[Stored data entries]
- - - -
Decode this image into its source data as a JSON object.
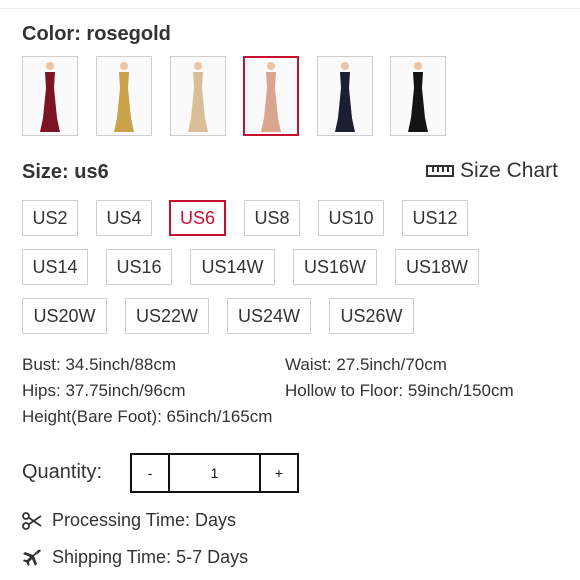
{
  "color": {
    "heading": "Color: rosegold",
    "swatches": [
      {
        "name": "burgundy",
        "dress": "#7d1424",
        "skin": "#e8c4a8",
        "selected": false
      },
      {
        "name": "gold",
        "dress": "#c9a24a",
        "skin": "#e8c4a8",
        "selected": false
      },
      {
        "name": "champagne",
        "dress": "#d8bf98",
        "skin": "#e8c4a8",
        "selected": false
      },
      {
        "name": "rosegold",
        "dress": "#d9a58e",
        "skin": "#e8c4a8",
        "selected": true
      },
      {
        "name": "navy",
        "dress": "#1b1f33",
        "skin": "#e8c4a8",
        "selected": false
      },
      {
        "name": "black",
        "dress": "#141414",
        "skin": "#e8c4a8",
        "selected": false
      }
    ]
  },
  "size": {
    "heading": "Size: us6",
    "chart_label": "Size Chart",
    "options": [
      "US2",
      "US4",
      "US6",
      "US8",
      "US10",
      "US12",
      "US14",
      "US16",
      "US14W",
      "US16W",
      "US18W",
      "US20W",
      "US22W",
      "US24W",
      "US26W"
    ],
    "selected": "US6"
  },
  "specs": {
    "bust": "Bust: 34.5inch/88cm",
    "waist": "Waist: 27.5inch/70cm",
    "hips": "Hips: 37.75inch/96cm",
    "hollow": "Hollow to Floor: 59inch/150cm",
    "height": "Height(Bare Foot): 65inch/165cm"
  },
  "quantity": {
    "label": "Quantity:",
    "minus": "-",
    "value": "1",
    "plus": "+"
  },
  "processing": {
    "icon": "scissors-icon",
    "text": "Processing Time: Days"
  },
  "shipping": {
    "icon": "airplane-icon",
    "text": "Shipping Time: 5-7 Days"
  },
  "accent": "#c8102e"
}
- - - -
Gather every line containing the word "icon" and copy it.

    "icon": "scissors-icon",
    "icon": "airplane-icon",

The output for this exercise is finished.